→ WHAT NEEDS TO BE DONE: Would you repeat the listing exactly but omit every picture?

Items from a dataset:
-----
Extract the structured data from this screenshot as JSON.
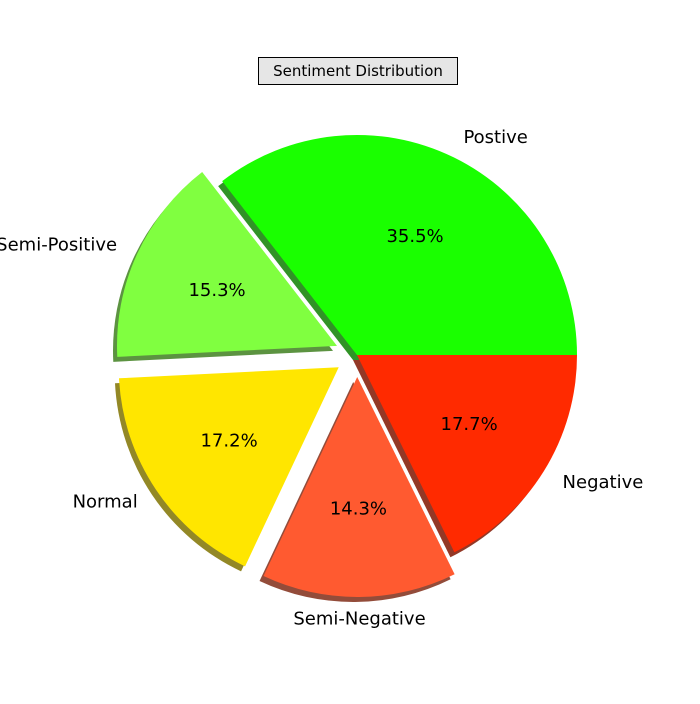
{
  "chart_data": {
    "type": "pie",
    "title": "Sentiment Distribution",
    "slices": [
      {
        "label": "Postive",
        "value": 35.5,
        "pct_label": "35.5%",
        "color": "#1aff00",
        "exploded": false
      },
      {
        "label": "Semi-Positive",
        "value": 15.3,
        "pct_label": "15.3%",
        "color": "#80ff40",
        "exploded": true
      },
      {
        "label": "Normal",
        "value": 17.2,
        "pct_label": "17.2%",
        "color": "#ffe600",
        "exploded": true
      },
      {
        "label": "Semi-Negative",
        "value": 14.3,
        "pct_label": "14.3%",
        "color": "#ff5a30",
        "exploded": true
      },
      {
        "label": "Negative",
        "value": 17.7,
        "pct_label": "17.7%",
        "color": "#ff2a00",
        "exploded": false
      }
    ],
    "start_angle_deg": 0,
    "direction": "counterclockwise",
    "shadow": true
  }
}
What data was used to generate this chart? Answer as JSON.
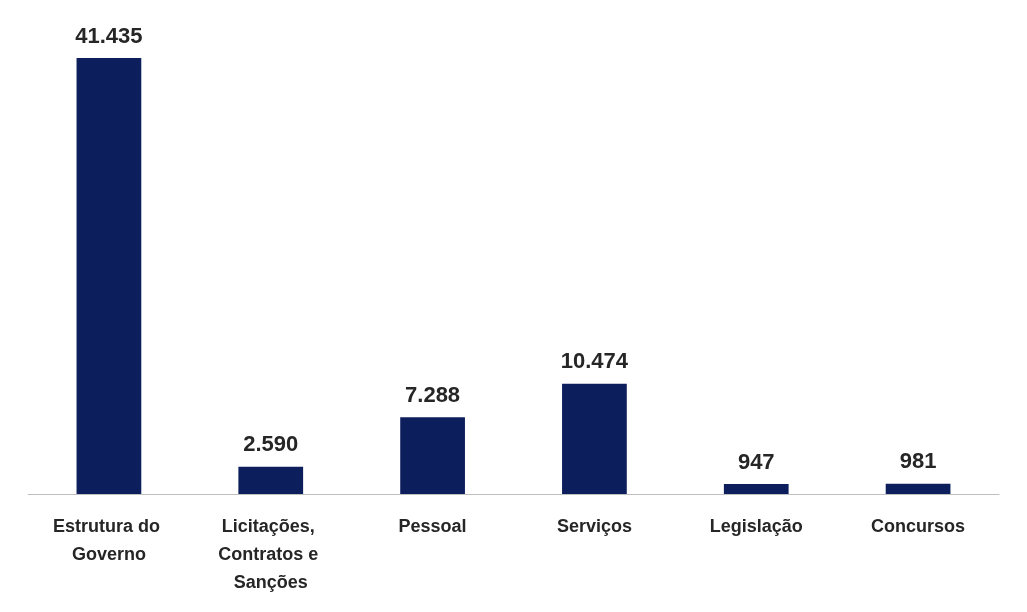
{
  "chart_data": {
    "type": "bar",
    "categories": [
      "Estrutura do Governo",
      "Licitações, Contratos e Sanções",
      "Pessoal",
      "Serviços",
      "Legislação",
      "Concursos"
    ],
    "values": [
      41435,
      2590,
      7288,
      10474,
      947,
      981
    ],
    "value_labels": [
      "41.435",
      "2.590",
      "7.288",
      "10.474",
      "947",
      "981"
    ],
    "color": "#0c1f5c",
    "grid": false
  }
}
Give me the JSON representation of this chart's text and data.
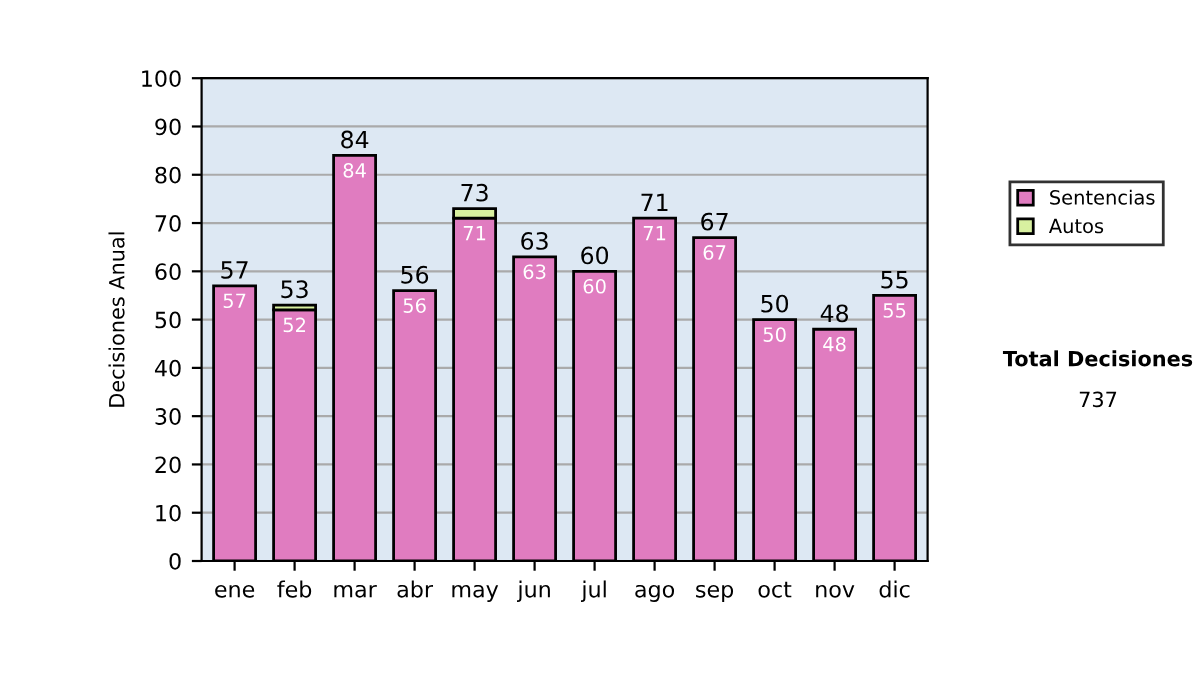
{
  "chart_data": {
    "type": "bar",
    "stacked": true,
    "ylabel": "Decisiones Anual",
    "categories": [
      "ene",
      "feb",
      "mar",
      "abr",
      "may",
      "jun",
      "jul",
      "ago",
      "sep",
      "oct",
      "nov",
      "dic"
    ],
    "series": [
      {
        "name": "Sentencias",
        "color": "#e07cc0",
        "values": [
          57,
          52,
          84,
          56,
          71,
          63,
          60,
          71,
          67,
          50,
          48,
          55
        ],
        "value_labels": [
          "57",
          "52",
          "84",
          "56",
          "71",
          "63",
          "60",
          "71",
          "67",
          "50",
          "48",
          "55"
        ]
      },
      {
        "name": "Autos",
        "color": "#d8f0a0",
        "values": [
          null,
          1,
          null,
          null,
          2,
          null,
          null,
          null,
          null,
          null,
          null,
          null
        ]
      }
    ],
    "totals": [
      "57",
      "53",
      "84",
      "56",
      "73",
      "63",
      "60",
      "71",
      "67",
      "50",
      "48",
      "55"
    ],
    "ylim": [
      0,
      100
    ],
    "yticks": [
      0,
      10,
      20,
      30,
      40,
      50,
      60,
      70,
      80,
      90,
      100
    ],
    "grid": "y",
    "legend": "right",
    "annotations": [
      "Total Decisiones",
      "737"
    ]
  }
}
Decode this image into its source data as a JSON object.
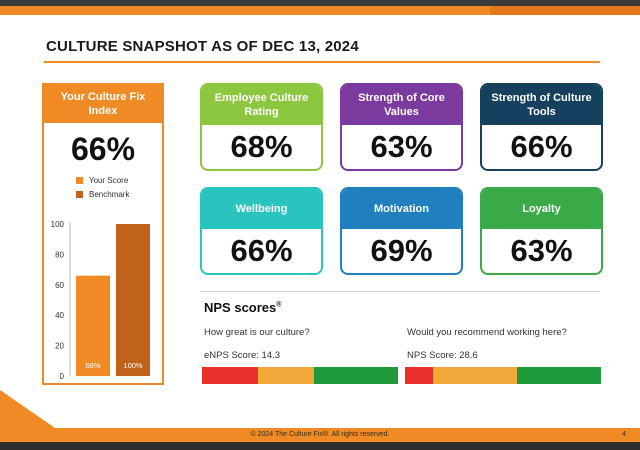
-----
→ WRITTEN RESPONSE:
Extract the structured data from this screenshot as JSON.
{
  "chart_data": {
    "type": "pie",
    "title": "Sentiment Distribution",
    "slices": [
      {
        "label": "Postive",
        "value": 35.5,
        "pct_label": "35.5%",
        "color": "#1aff00",
        "exploded": false
      },
      {
        "label": "Semi-Positive",
        "value": 15.3,
        "pct_label": "15.3%",
        "color": "#80ff40",
        "exploded": true
      },
      {
        "label": "Normal",
        "value": 17.2,
        "pct_label": "17.2%",
        "color": "#ffe600",
        "exploded": true
      },
      {
        "label": "Semi-Negative",
        "value": 14.3,
        "pct_label": "14.3%",
        "color": "#ff5a30",
        "exploded": true
      },
      {
        "label": "Negative",
        "value": 17.7,
        "pct_label": "17.7%",
        "color": "#ff2a00",
        "exploded": false
      }
    ],
    "start_angle_deg": 0,
    "direction": "counterclockwise",
    "shadow": true
  }
}
What data was used to generate this chart? Answer as JSON.
{
  "chart_data": {
    "type": "bar",
    "categories": [
      "Estrutura do Governo",
      "Licitações, Contratos e Sanções",
      "Pessoal",
      "Serviços",
      "Legislação",
      "Concursos"
    ],
    "values": [
      41435,
      2590,
      7288,
      10474,
      947,
      981
    ],
    "value_labels": [
      "41.435",
      "2.590",
      "7.288",
      "10.474",
      "947",
      "981"
    ],
    "color": "#0c1f5c",
    "grid": false
  }
}
Give me the JSON representation of this chart's text and data.
{
  "chart_data": {
    "type": "bar",
    "stacked": true,
    "ylabel": "Decisiones Anual",
    "categories": [
      "ene",
      "feb",
      "mar",
      "abr",
      "may",
      "jun",
      "jul",
      "ago",
      "sep",
      "oct",
      "nov",
      "dic"
    ],
    "series": [
      {
        "name": "Sentencias",
        "color": "#e07cc0",
        "values": [
          57,
          52,
          84,
          56,
          71,
          63,
          60,
          71,
          67,
          50,
          48,
          55
        ],
        "value_labels": [
          "57",
          "52",
          "84",
          "56",
          "71",
          "63",
          "60",
          "71",
          "67",
          "50",
          "48",
          "55"
        ]
      },
      {
        "name": "Autos",
        "color": "#d8f0a0",
        "values": [
          null,
          1,
          null,
          null,
          2,
          null,
          null,
          null,
          null,
          null,
          null,
          null
        ]
      }
    ],
    "totals": [
      "57",
      "53",
      "84",
      "56",
      "73",
      "63",
      "60",
      "71",
      "67",
      "50",
      "48",
      "55"
    ],
    "ylim": [
      0,
      100
    ],
    "yticks": [
      0,
      10,
      20,
      30,
      40,
      50,
      60,
      70,
      80,
      90,
      100
    ],
    "grid": "y",
    "legend": "right",
    "annotations": [
      "Total Decisiones",
      "737"
    ]
  }
}
Decode this image into its source data as a JSON object.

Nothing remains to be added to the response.